== Set task ==
Please transcribe the data that follows without the pictures, keeping every word the same.

## begin

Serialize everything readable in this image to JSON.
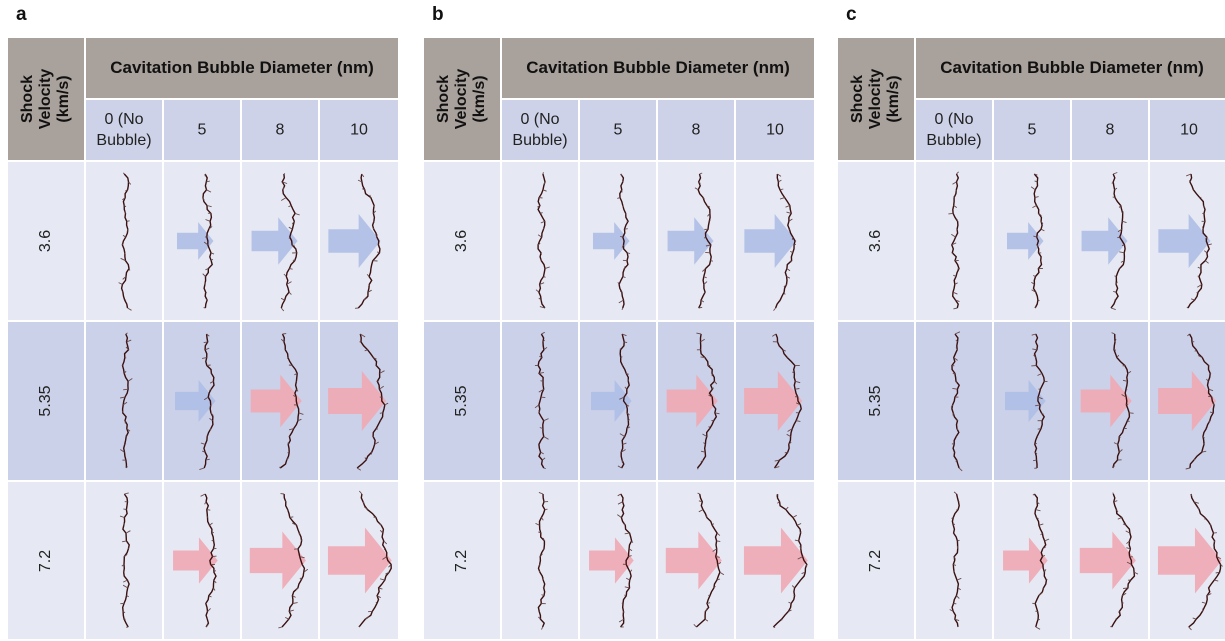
{
  "panels": [
    {
      "label": "a",
      "header": {
        "shock_title_line1": "Shock",
        "shock_title_line2": "Velocity",
        "shock_title_line3": "(km/s)",
        "diameter_title": "Cavitation Bubble Diameter (nm)",
        "columns": [
          {
            "line1": "0 (No",
            "line2": "Bubble)"
          },
          {
            "line1": "5",
            "line2": ""
          },
          {
            "line1": "8",
            "line2": ""
          },
          {
            "line1": "10",
            "line2": ""
          }
        ]
      },
      "rows": [
        {
          "velocity": "3.6",
          "arrows": [
            "none",
            "blue",
            "blue",
            "blue"
          ]
        },
        {
          "velocity": "5.35",
          "arrows": [
            "none",
            "blue",
            "red",
            "red"
          ]
        },
        {
          "velocity": "7.2",
          "arrows": [
            "none",
            "red",
            "red",
            "red"
          ]
        }
      ]
    },
    {
      "label": "b",
      "header": {
        "shock_title_line1": "Shock",
        "shock_title_line2": "Velocity",
        "shock_title_line3": "(km/s)",
        "diameter_title": "Cavitation Bubble Diameter (nm)",
        "columns": [
          {
            "line1": "0 (No",
            "line2": "Bubble)"
          },
          {
            "line1": "5",
            "line2": ""
          },
          {
            "line1": "8",
            "line2": ""
          },
          {
            "line1": "10",
            "line2": ""
          }
        ]
      },
      "rows": [
        {
          "velocity": "3.6",
          "arrows": [
            "none",
            "blue",
            "blue",
            "blue"
          ]
        },
        {
          "velocity": "5.35",
          "arrows": [
            "none",
            "blue",
            "red",
            "red"
          ]
        },
        {
          "velocity": "7.2",
          "arrows": [
            "none",
            "red",
            "red",
            "red"
          ]
        }
      ]
    },
    {
      "label": "c",
      "header": {
        "shock_title_line1": "Shock",
        "shock_title_line2": "Velocity",
        "shock_title_line3": "(km/s)",
        "diameter_title": "Cavitation Bubble Diameter (nm)",
        "columns": [
          {
            "line1": "0 (No",
            "line2": "Bubble)"
          },
          {
            "line1": "5",
            "line2": ""
          },
          {
            "line1": "8",
            "line2": ""
          },
          {
            "line1": "10",
            "line2": ""
          }
        ]
      },
      "rows": [
        {
          "velocity": "3.6",
          "arrows": [
            "none",
            "blue",
            "blue",
            "blue"
          ]
        },
        {
          "velocity": "5.35",
          "arrows": [
            "none",
            "blue",
            "red",
            "red"
          ]
        },
        {
          "velocity": "7.2",
          "arrows": [
            "none",
            "red",
            "red",
            "red"
          ]
        }
      ]
    }
  ],
  "colors": {
    "header_gray": "#a9a19b",
    "header_blue": "#cdd2e8",
    "row_light": "#e6e9f3",
    "row_mid": "#cbd1e8",
    "arrow_blue": "#aebee6",
    "arrow_red": "#f0a9b4",
    "molecule": "#3a1010"
  }
}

## end

== Expected answer ==
Serialize everything readable in this image to JSON.
{
  "panels": [
    {
      "label": "a",
      "header": {
        "shock_title_line1": "Shock",
        "shock_title_line2": "Velocity",
        "shock_title_line3": "(km/s)",
        "diameter_title": "Cavitation Bubble Diameter (nm)",
        "columns": [
          {
            "line1": "0 (No",
            "line2": "Bubble)"
          },
          {
            "line1": "5",
            "line2": ""
          },
          {
            "line1": "8",
            "line2": ""
          },
          {
            "line1": "10",
            "line2": ""
          }
        ]
      },
      "rows": [
        {
          "velocity": "3.6",
          "arrows": [
            "none",
            "blue",
            "blue",
            "blue"
          ]
        },
        {
          "velocity": "5.35",
          "arrows": [
            "none",
            "blue",
            "red",
            "red"
          ]
        },
        {
          "velocity": "7.2",
          "arrows": [
            "none",
            "red",
            "red",
            "red"
          ]
        }
      ]
    },
    {
      "label": "b",
      "header": {
        "shock_title_line1": "Shock",
        "shock_title_line2": "Velocity",
        "shock_title_line3": "(km/s)",
        "diameter_title": "Cavitation Bubble Diameter (nm)",
        "columns": [
          {
            "line1": "0 (No",
            "line2": "Bubble)"
          },
          {
            "line1": "5",
            "line2": ""
          },
          {
            "line1": "8",
            "line2": ""
          },
          {
            "line1": "10",
            "line2": ""
          }
        ]
      },
      "rows": [
        {
          "velocity": "3.6",
          "arrows": [
            "none",
            "blue",
            "blue",
            "blue"
          ]
        },
        {
          "velocity": "5.35",
          "arrows": [
            "none",
            "blue",
            "red",
            "red"
          ]
        },
        {
          "velocity": "7.2",
          "arrows": [
            "none",
            "red",
            "red",
            "red"
          ]
        }
      ]
    },
    {
      "label": "c",
      "header": {
        "shock_title_line1": "Shock",
        "shock_title_line2": "Velocity",
        "shock_title_line3": "(km/s)",
        "diameter_title": "Cavitation Bubble Diameter (nm)",
        "columns": [
          {
            "line1": "0 (No",
            "line2": "Bubble)"
          },
          {
            "line1": "5",
            "line2": ""
          },
          {
            "line1": "8",
            "line2": ""
          },
          {
            "line1": "10",
            "line2": ""
          }
        ]
      },
      "rows": [
        {
          "velocity": "3.6",
          "arrows": [
            "none",
            "blue",
            "blue",
            "blue"
          ]
        },
        {
          "velocity": "5.35",
          "arrows": [
            "none",
            "blue",
            "red",
            "red"
          ]
        },
        {
          "velocity": "7.2",
          "arrows": [
            "none",
            "red",
            "red",
            "red"
          ]
        }
      ]
    }
  ],
  "colors": {
    "header_gray": "#a9a19b",
    "header_blue": "#cdd2e8",
    "row_light": "#e6e9f3",
    "row_mid": "#cbd1e8",
    "arrow_blue": "#aebee6",
    "arrow_red": "#f0a9b4",
    "molecule": "#3a1010"
  }
}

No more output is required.